Given request: Gather all lines in the data that hold the string "this".

====================

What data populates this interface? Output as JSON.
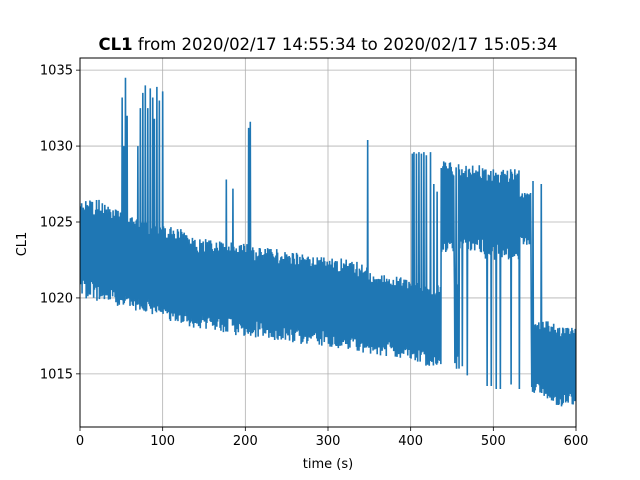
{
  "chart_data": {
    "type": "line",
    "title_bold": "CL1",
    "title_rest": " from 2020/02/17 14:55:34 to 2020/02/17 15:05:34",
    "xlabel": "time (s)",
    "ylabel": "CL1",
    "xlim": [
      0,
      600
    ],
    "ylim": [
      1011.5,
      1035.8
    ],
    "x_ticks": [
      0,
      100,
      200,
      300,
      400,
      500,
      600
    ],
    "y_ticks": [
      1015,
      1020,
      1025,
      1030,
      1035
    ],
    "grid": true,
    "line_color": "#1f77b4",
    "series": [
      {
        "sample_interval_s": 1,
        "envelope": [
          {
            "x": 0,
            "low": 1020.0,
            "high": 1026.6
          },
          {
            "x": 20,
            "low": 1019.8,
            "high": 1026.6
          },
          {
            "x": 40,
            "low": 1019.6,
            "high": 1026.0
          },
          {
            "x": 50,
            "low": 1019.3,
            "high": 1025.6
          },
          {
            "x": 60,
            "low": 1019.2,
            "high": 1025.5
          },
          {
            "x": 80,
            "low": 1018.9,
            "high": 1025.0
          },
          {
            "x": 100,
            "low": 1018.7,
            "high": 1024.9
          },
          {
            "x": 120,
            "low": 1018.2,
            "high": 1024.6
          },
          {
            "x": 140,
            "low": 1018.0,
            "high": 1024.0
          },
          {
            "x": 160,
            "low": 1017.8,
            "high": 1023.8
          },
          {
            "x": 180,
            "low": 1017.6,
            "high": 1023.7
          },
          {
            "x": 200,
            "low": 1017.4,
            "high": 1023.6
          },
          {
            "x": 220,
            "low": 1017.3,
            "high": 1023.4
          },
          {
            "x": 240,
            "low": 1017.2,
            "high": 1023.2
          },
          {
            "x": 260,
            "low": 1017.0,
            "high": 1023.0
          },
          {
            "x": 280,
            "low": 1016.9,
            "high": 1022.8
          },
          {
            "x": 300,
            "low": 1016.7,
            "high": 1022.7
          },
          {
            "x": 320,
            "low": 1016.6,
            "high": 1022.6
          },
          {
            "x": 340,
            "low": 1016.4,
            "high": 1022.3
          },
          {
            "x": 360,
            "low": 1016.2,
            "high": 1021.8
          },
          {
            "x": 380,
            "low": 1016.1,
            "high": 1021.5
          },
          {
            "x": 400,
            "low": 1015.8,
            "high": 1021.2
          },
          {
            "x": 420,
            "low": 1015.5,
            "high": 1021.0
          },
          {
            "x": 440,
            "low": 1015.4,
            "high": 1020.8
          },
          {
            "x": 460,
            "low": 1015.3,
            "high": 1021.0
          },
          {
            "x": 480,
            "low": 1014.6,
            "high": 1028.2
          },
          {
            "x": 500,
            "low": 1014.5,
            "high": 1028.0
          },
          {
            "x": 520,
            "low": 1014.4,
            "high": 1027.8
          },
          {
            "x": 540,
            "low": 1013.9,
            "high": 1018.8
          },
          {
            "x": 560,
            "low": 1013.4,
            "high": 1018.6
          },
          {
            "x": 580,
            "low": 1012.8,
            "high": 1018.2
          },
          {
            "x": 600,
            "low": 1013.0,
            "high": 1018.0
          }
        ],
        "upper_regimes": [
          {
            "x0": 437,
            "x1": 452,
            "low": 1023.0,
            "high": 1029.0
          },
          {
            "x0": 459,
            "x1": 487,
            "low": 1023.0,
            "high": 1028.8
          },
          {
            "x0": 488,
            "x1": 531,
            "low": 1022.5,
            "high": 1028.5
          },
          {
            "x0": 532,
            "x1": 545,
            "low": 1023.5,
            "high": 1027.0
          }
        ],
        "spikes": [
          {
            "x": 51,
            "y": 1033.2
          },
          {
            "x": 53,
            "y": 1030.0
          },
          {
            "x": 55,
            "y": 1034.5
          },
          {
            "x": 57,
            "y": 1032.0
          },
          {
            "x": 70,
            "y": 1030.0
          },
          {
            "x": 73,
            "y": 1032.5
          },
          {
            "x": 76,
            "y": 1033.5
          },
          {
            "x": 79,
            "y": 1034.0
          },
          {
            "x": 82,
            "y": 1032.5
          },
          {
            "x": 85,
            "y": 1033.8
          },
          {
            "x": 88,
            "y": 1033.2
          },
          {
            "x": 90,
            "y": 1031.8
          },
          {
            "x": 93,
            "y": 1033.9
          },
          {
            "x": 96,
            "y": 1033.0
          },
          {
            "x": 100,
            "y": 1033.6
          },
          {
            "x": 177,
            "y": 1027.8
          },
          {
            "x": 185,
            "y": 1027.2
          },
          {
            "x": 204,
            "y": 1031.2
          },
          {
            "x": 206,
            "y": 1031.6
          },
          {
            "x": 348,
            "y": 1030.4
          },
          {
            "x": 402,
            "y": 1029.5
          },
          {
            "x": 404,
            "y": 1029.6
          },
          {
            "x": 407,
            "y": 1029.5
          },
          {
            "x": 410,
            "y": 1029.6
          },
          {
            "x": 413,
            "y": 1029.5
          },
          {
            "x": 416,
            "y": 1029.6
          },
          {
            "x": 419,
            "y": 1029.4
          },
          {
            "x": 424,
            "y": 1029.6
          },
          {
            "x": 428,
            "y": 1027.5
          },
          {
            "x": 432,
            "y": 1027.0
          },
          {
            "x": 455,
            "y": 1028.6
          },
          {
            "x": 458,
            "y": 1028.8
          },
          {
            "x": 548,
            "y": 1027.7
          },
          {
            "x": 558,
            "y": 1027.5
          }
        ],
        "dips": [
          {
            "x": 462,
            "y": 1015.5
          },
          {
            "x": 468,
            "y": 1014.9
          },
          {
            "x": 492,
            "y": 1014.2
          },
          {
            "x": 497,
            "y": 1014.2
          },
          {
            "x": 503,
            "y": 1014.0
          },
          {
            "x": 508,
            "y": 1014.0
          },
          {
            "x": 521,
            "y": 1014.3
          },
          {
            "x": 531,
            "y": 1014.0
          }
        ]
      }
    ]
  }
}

====================

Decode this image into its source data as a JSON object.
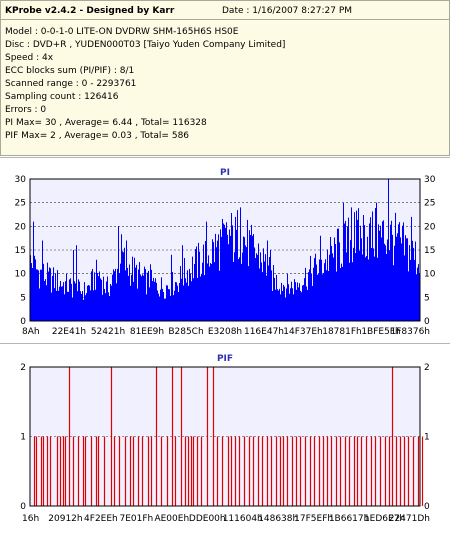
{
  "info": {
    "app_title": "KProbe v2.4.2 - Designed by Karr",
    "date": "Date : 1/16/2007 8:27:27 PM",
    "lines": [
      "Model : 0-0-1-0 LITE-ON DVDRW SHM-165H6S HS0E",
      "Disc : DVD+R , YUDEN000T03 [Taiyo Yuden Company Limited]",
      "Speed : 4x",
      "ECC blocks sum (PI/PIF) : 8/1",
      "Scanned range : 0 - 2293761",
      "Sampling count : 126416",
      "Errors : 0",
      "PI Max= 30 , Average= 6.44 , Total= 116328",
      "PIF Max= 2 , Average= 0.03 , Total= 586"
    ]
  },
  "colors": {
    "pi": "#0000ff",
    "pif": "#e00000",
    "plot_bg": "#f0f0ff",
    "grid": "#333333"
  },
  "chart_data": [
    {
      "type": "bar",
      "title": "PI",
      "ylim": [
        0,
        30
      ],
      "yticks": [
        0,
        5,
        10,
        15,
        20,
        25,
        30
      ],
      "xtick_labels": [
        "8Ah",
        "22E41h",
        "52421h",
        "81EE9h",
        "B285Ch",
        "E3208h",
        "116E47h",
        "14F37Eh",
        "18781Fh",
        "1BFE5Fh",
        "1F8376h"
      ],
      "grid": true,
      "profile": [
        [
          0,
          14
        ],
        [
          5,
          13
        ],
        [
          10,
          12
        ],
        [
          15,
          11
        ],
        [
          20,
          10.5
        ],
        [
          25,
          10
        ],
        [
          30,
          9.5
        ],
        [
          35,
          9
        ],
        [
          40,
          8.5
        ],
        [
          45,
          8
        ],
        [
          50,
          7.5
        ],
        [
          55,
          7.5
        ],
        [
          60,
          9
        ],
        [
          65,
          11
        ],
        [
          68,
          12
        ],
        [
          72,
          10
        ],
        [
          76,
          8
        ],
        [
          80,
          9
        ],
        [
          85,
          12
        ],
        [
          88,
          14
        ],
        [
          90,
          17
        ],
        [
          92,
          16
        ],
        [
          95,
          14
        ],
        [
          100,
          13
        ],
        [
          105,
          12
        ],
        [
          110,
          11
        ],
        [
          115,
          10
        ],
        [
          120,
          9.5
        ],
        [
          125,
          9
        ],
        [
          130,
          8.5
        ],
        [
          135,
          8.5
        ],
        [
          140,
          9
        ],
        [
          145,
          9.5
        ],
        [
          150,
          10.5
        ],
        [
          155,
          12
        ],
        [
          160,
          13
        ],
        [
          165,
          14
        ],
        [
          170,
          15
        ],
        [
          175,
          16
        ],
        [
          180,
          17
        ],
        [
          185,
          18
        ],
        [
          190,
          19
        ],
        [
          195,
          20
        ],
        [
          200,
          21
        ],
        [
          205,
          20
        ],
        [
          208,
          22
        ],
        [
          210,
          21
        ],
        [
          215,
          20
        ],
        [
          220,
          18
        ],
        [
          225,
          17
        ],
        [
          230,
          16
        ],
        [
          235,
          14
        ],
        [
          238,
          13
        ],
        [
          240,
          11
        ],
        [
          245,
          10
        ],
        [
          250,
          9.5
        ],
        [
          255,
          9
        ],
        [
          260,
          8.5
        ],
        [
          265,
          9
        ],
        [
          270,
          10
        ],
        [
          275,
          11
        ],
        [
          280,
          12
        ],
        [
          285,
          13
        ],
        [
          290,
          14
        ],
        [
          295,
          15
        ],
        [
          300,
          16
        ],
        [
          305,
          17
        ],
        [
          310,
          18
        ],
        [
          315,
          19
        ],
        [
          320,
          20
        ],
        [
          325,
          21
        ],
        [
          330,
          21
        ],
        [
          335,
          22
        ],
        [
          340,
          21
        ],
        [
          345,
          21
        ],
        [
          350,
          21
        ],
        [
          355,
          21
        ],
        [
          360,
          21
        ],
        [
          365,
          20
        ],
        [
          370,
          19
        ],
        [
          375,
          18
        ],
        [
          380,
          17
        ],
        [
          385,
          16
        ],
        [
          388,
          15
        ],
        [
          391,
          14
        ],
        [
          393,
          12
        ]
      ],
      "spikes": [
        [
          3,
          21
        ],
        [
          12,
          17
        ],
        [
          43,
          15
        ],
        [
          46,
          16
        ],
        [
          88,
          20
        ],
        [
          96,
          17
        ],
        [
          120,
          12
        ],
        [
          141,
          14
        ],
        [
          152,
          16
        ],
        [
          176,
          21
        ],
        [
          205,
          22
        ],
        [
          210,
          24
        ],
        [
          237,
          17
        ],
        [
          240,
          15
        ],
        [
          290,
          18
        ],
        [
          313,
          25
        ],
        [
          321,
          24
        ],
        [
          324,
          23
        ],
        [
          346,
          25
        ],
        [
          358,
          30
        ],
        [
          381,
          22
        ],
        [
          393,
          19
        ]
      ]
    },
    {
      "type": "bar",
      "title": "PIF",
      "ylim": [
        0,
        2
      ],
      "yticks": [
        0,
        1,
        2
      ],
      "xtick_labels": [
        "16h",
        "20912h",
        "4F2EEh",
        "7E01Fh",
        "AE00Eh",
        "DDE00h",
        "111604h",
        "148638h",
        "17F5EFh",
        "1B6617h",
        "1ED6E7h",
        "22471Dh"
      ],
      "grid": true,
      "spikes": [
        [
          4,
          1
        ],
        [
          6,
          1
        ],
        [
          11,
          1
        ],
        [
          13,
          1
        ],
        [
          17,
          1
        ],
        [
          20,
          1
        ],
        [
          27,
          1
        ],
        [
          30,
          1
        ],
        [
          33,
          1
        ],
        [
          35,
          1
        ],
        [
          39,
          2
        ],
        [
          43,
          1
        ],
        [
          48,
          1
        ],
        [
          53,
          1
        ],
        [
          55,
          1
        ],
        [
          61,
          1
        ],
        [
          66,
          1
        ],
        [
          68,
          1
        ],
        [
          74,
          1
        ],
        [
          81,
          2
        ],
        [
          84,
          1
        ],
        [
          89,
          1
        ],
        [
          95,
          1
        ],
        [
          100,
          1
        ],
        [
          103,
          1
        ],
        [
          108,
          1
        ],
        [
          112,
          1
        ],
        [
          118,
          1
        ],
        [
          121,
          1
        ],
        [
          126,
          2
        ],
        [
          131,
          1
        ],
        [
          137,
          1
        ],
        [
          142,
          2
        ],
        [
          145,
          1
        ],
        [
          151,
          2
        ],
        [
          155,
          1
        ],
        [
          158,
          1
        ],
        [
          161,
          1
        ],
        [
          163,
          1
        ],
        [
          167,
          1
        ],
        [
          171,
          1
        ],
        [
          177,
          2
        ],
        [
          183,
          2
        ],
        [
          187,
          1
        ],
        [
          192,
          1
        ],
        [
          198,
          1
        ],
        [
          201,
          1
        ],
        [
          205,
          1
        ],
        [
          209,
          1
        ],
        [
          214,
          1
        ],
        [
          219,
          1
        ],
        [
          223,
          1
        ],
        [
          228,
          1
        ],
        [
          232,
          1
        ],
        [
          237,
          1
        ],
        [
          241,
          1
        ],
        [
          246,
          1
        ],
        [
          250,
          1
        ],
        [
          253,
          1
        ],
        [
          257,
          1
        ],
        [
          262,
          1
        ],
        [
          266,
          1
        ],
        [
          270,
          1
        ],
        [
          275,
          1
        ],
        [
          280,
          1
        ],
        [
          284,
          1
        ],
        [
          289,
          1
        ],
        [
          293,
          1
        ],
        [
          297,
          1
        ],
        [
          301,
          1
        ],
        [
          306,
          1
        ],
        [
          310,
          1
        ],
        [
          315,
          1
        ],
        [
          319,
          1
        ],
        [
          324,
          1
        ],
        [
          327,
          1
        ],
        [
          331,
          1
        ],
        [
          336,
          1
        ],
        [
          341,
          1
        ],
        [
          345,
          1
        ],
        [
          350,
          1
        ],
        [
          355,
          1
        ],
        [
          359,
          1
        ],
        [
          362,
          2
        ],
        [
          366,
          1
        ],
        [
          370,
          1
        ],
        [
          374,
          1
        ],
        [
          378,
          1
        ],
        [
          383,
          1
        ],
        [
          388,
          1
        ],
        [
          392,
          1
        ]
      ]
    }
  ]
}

====================

Exercise answer:
What data populates this interface? Output as JSON.
Decode this image into its source data as a JSON object.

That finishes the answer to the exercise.